> _Text excerpt_:
[Bug]: synthesizer.speakTextAsync not working properly with Firefox or on iOS (Safari) with continuous text input #767

vpetit-reimagine · 2023-11-22T15:52:44Z

What happened?

Hi, in a current project we are trying to do, we use the latest cognitive-services-speech-sdk library to transform some text to audible audio.

Context:

We have a div for which we append text as it arrives from a streamed data source (coming from a backend server), to which the delay is independent of us. The goal is to use the Microsoft Cognitive Speech SDK to transform that text to speech as it arrives (in fact, the audio should be queued and processed sequentially until the text is completely processed).
The div is observed by a Mutation Observer, calling the synthesizer.speakTextAsync() method on the newly provided text.

Behaviour:
On Chromium and Edge browsers, using the synthesizer without closing it/disposing once the audio is completed works as it will be used automatically by the observer, producing the expected result (the audio is processed sequentially until the text is fully processed).

However, on Safari and Firefox, the audio is not provided to the browser at all as the synthesizer isn't closed (this is probably expected as it is impossible for those browsers to process streamed audio directly). However, as mentionned above, we have to use a single synthesizer as it is required that the audio is processed sequentially (using multiple synthesizer will process the text in parallel, creating audio output in parallel as well). We thought about using an array where we append the audio as it is completed by the synthesizer, without any success.

The synthesizer SHOULD remain open/available until we decide that it can be disposed (basically when the end user leaves the current page), as the text the user on the page receives is unknown upfront.
We can't create/open new synthesizers in parallel as they would generate the audio output at the same time and it not be what we expect.

Do you have any suggestion on how we could fix this? Or would it be possible to tell the synthesizer to "flush" the current result.audioData to the browser without closing it?

(Attached, you will find the modified sample file that mimics the behavior we want to achieve. If you test it on Chrome/Edge, it will work perfectly fine, but as soon as you test it on Firefox/iOS(Safari), the audio does not play).

Best regards,
Vincent.
sdk-test.zip

Version

1.33.0 (Latest)

What browser/platform are you seeing the problem on?

Firefox, Safari

Relevant log output

No response

The text was updated successfully, but these errors were encountered:

1014156094 · 2023-12-06T06:51:39Z

+1

k-daimon · 2024-02-23T09:38:27Z

Which combination of browser and environments have you tried this code?
Chrome/Edge/FireFox (PC), Chrome/Safari/FireFox (Mac), Chrome (Android), Safari/Chrome (iOS) and so on.

> _Source material_:

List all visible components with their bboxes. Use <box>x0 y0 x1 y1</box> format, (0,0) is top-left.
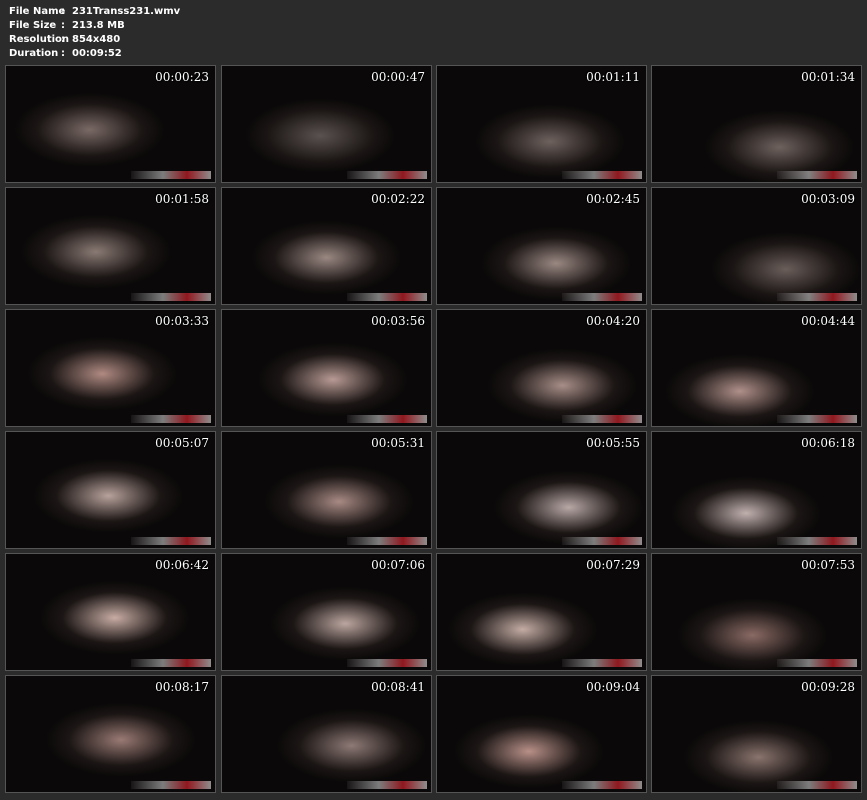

> _Required task_: Resume the speakTextAsync issue thread on Firefox and Safari from the point where it stops. The data plays no part here.

> _Expected answer_:
vpetit-reimagine · 2024-02-29T14:43:58Z

We tested it on all the different possible combinations. The reason why it didn't work as is on Safari/iPhone was linked to how the audio is created/played on that environment (cannot be autoplayed, and doesn't use the same audio API than the other browsers).

We had to find another way to make it work in our use case as this was not possible to rely on the example

k-daimon · 2024-03-04T07:04:17Z

This is because Safari/iPhone(iOS) can not handle MSE API (Media Source Extensions API).
The SDK default is set to use MSE. The alternative way would be to use Web Audio API.
WebAudio availability: https://caniuse.com/audio-api
MSE availability: https://caniuse.com/mediasource

import * as sdk from 'microsoft-cognitiveservices-speech-sdk';

// WebAudio API
let audioContext = new AudioContext();
let bufferSource = audioContext.createBufferSource();

// Setup Speech SDK
const speechConfig = sdk.SpeechConfig.fromSubscription("******************", "******");
let audioStream = sdk.PullAudioOutputStream.create();
const audioConfig = sdk.AudioConfig.fromStreamOutput(audioStream);
let synthesizer = new sdk.SpeechSynthesizer(speechConfig, audioConfig);

// Text input
let text = 'Lorem ipsum dolor sit amet ..... ';

synthesizer.speakTextAsync(text, result => {
  audioContext.decodeAudioData(result.audioData, buffer => {
    bufferSource.buffer = buffer;
    bufferSource.connect(audioContext.destination);
    bufferSource.start(0);
  });
}, error => {
  // Some error process
});

nosisky · 2024-03-30T21:15:47Z

This is because Safari/iPhone(iOS) can not handle MSE API (Media Source Extensions API). The SDK default is set to use MSE. The alternative way would be to use Web Audio API. WebAudio availability: https://caniuse.com/audio-api MSE availability: https://caniuse.com/mediasource

import * as sdk from 'microsoft-cognitiveservices-speech-sdk';

// WebAudio API
let audioContext = new AudioContext();
let bufferSource = audioContext.createBufferSource();

// Setup Speech SDK
const speechConfig = sdk.SpeechConfig.fromSubscription("******************", "******");
let audioStream = sdk.PullAudioOutputStream.create();
const audioConfig = sdk.AudioConfig.fromStreamOutput(audioStream);
let synthesizer = new sdk.SpeechSynthesizer(speechConfig, audioConfig);

// Text input
let text = 'Lorem ipsum dolor sit amet ..... ';

synthesizer.speakTextAsync(text, result => {
  audioContext.decodeAudioData(result.audioData, buffer => {
    bufferSource.buffer = buffer;
    bufferSource.connect(audioContext.destination);
    bufferSource.start(0);
  });
}, error => {
  // Some error process
});

Thank you this worked but I ran into an issue where the audio is very low when the phone microphone is also in use, this happens only in IOS.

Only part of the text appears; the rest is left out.